Your tasks:
1. Extract the passage on Hub and Spoke attributes in full, word for word.
2. In the records, begin at the line that has "product-description: PAPEL KRAFT" and stop after the line that has "supplier-part-value: p900500561 (758, 385, 836, 401)". Rewrite only those lines, renaming "Ninguno/a" to "Sin dato" and leaving everything else unchanged.

Excerpt:
— start —

So, any place where we might have a lot of rules depending on slight 
variations in a condition on a frequently-changing value, we can use 
Spokes and a control rule to make sure only the smallest relevant 
subset of values is changed.

Now let's consider a bidirectional reference setup between two 
attributes; let's say we have something like Person.likes and 
Person.is_liked_by set attributes.  The sets on each side could be 
tied to either side of an "Association" or "Relationship" 
object.  The add and remove methods of these sets would then write 
change operations into a Hub log attribute on the Relationship 
object, representing links created or broken.  And the sets would 
have "added" and "removed" Spoke attributes linked to an update rule 
on the relationship.

That update rule reads the log Hub and makes or breaks links.  And as 
it does so, it updates the "added" and "removed" spokes of the target 
objects' sets.  When the rule is finished, all the sets involved can 
now update themselves (using the "added" and "removed" spokes) before 
their contents can be seen by any rules.

— end —

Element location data
— start —

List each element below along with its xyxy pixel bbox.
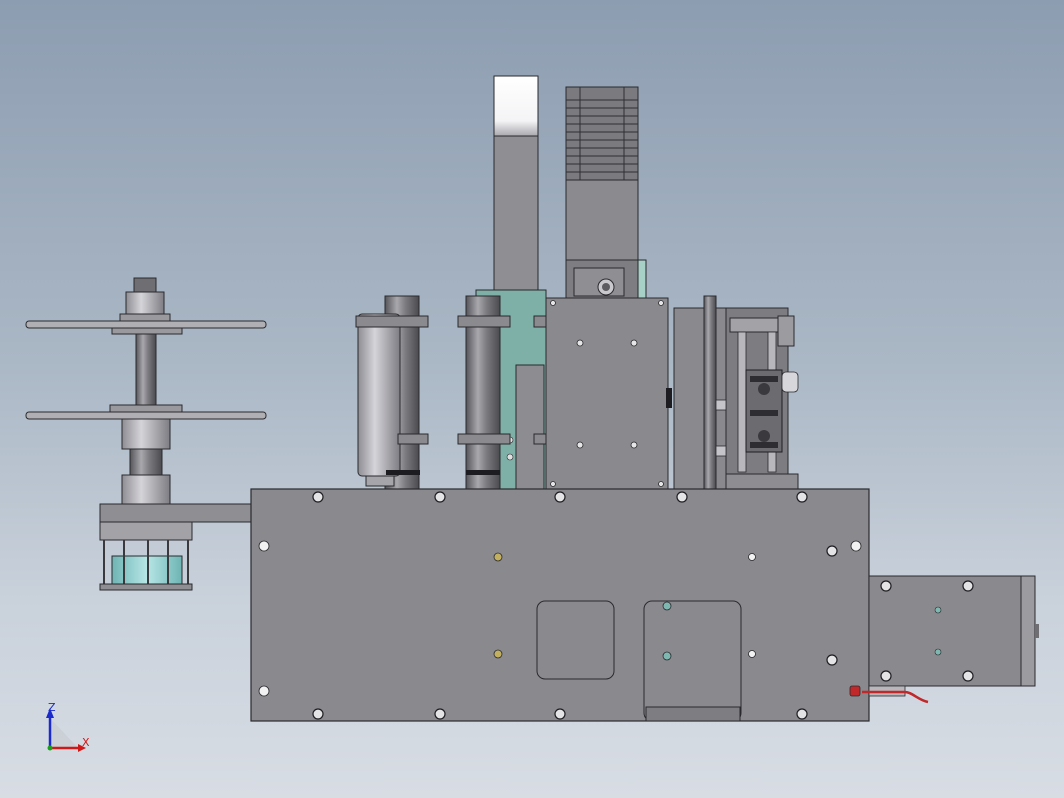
- side-gear-motor: [862, 575, 1039, 704]
- main-base-block: [250, 488, 870, 722]
- x-axis-label: X: [82, 736, 90, 749]
- cad-viewport[interactable]: Z X: [0, 0, 1064, 798]
- origin-dot: [47, 745, 53, 751]
- coordinate-triad: Z X: [46, 701, 90, 752]
- pneumatic-cylinder-left: [355, 295, 429, 491]
- center-mount-panel: [545, 297, 672, 491]
- linear-slide-assembly: [673, 295, 799, 491]
- pulley-spindle-assembly: [25, 277, 267, 591]
- cad-model-drawing: Z X: [25, 75, 1039, 752]
- z-axis-label: Z: [48, 701, 56, 714]
- vertical-guide-column: [493, 75, 539, 297]
- stepper-motor: [565, 86, 647, 299]
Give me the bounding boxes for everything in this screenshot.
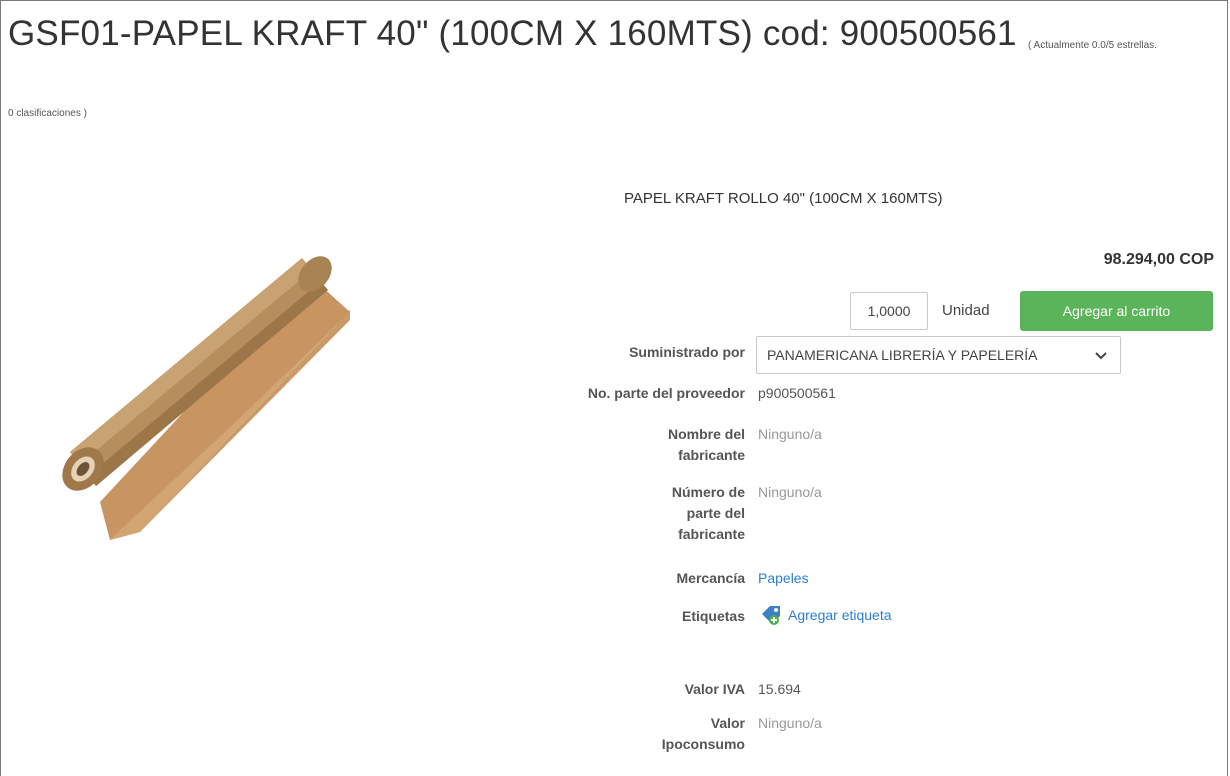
product-description: PAPEL KRAFT ROLLO 40" (100CM X 160MTS) (624, 190, 943, 207)
product-price: 98.294,00 COP (1103, 251, 1214, 268)
page-title: GSF01-PAPEL KRAFT 40" (100CM X 160MTS) c… (8, 14, 1017, 53)
rating-count: 0 clasificaciones ) (8, 108, 87, 119)
mfr-part-label: Número de parte del fabricante (600, 482, 745, 545)
manufacturer-value: Ninguno/a (758, 426, 822, 442)
mfr-part-label-line2: parte del (686, 505, 745, 521)
rating-summary: ( Actualmente 0.0/5 estrellas. (1028, 40, 1157, 51)
supplier-part-value: p900500561 (758, 385, 836, 401)
ipoconsumo-label-line1: Valor (710, 715, 745, 731)
manufacturer-label: Nombre del fabricante (600, 424, 745, 466)
ipoconsumo-label: Valor Ipoconsumo (600, 713, 745, 755)
quantity-input[interactable] (850, 292, 928, 330)
mfr-part-value: Ninguno/a (758, 484, 822, 500)
add-tag-icon (760, 604, 782, 626)
manufacturer-label-line1: Nombre del (667, 426, 745, 442)
supplier-select-value: PANAMERICANA LIBRERÍA Y PAPELERÍA (767, 347, 1038, 363)
add-tag-link[interactable]: Agregar etiqueta (760, 604, 892, 626)
iva-value: 15.694 (758, 681, 801, 697)
unit-label: Unidad (942, 302, 990, 319)
mfr-part-label-line1: Número de (671, 484, 745, 500)
supplier-part-label: No. parte del proveedor (587, 385, 745, 401)
commodity-link[interactable]: Papeles (758, 568, 809, 589)
ipoconsumo-label-line2: Ipoconsumo (661, 736, 745, 752)
kraft-roll-icon (62, 256, 350, 540)
iva-label: Valor IVA (684, 681, 745, 697)
ipoconsumo-value: Ninguno/a (758, 715, 822, 731)
add-to-cart-button[interactable]: Agregar al carrito (1020, 291, 1213, 331)
manufacturer-label-line2: fabricante (678, 447, 745, 463)
mfr-part-label-line3: fabricante (678, 526, 745, 542)
supplier-label: Suministrado por (629, 344, 745, 360)
add-tag-label: Agregar etiqueta (788, 607, 892, 623)
supplier-select[interactable]: PANAMERICANA LIBRERÍA Y PAPELERÍA (756, 336, 1121, 374)
product-image (40, 240, 360, 540)
tags-label: Etiquetas (681, 608, 745, 624)
chevron-down-icon (1092, 346, 1110, 364)
commodity-label: Mercancía (676, 570, 745, 586)
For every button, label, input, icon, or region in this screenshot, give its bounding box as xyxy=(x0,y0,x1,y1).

— end —

Set of answers:
1.
So, any place where we might have a lot of rules depending on slight 
variations in a condition on a frequently-changing value, we can use 
Spokes and a control rule to make sure only the smallest relevant 
subset of values is changed.

Now let's consider a bidirectional reference setup between two 
attributes; let's say we have something like Person.likes and 
Person.is_liked_by set attributes.  The sets on each side could be 
tied to either side of an "Association" or "Relationship" 
object.  The add and remove methods of these sets would then write 
change operations into a Hub log attribute on the Relationship 
object, representing links created or broken.  And the sets would 
have "added" and "removed" Spoke attributes linked to an update rule 
on the relationship.

That update rule reads the log Hub and makes or breaks links.  And as 
it does so, it updates the "added" and "removed" spokes of the target 
objects' sets.  When the rule is finished, all the sets involved can 
now update themselves (using the "added" and "removed" spokes) before 
their contents can be seen by any rules.

2.
product-description: PAPEL KRAFT ROLLO 40" (100CM X 160MTS) (624, 190, 943, 207)
product-price: 98.294,00 COP (1103, 251, 1214, 268)
page-title: GSF01-PAPEL KRAFT 40" (100CM X 160MTS) c… (8, 14, 1017, 53)
rating-count: 0 clasificaciones ) (8, 108, 87, 119)
mfr-part-label: Número de parte del fabricante (600, 482, 745, 545)
manufacturer-value: Sin dato (758, 426, 822, 442)
mfr-part-label-line2: parte del (686, 505, 745, 521)
rating-summary: ( Actualmente 0.0/5 estrellas. (1028, 40, 1157, 51)
supplier-part-value: p900500561 (758, 385, 836, 401)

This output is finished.